##### Stored data

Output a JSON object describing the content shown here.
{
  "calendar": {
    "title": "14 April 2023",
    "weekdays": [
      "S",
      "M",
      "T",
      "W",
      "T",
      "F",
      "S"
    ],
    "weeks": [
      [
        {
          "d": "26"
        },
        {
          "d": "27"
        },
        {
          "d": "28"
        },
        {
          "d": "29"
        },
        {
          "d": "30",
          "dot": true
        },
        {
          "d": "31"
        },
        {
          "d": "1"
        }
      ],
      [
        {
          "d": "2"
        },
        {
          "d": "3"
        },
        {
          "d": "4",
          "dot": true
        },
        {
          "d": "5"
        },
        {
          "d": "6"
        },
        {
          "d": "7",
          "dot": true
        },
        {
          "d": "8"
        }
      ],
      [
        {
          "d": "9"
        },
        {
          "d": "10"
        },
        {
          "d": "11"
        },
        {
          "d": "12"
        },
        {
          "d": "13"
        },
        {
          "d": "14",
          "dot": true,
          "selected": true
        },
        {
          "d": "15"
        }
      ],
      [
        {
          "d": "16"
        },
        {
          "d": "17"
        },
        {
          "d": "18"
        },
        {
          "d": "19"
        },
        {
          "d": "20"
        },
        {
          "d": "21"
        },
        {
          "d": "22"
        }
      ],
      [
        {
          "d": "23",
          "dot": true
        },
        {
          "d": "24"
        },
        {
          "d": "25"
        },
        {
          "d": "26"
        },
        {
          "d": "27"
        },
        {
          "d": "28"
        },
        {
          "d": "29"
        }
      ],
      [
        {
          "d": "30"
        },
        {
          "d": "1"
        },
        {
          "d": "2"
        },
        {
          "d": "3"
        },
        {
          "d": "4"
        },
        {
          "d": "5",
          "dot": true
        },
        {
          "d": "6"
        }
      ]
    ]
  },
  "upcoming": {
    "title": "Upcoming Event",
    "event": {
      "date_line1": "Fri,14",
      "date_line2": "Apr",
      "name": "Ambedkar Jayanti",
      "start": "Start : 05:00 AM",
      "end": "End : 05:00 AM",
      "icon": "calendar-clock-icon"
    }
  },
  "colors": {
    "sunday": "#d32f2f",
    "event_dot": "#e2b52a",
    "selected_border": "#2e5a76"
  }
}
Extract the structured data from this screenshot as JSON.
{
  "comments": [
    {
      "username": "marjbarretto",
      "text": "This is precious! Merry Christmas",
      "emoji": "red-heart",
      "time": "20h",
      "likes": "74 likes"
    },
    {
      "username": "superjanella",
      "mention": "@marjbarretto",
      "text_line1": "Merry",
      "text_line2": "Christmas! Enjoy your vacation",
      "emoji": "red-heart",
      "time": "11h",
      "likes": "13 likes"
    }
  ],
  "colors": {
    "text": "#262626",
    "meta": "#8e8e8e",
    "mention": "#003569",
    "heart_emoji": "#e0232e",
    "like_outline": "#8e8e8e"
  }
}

##########

- _Stated exercise_
Locate "Extract the structured" in the material, then quote the line that contains it and all lines after it through the final one.

- _Answer in full_
Extract the structured data from this screenshot as JSON.
{
  "comments": [
    {
      "username": "marjbarretto",
      "text": "This is precious! Merry Christmas",
      "emoji": "red-heart",
      "time": "20h",
      "likes": "74 likes"
    },
    {
      "username": "superjanella",
      "mention": "@marjbarretto",
      "text_line1": "Merry",
      "text_line2": "Christmas! Enjoy your vacation",
      "emoji": "red-heart",
      "time": "11h",
      "likes": "13 likes"
    }
  ],
  "colors": {
    "text": "#262626",
    "meta": "#8e8e8e",
    "mention": "#003569",
    "heart_emoji": "#e0232e",
    "like_outline": "#8e8e8e"
  }
}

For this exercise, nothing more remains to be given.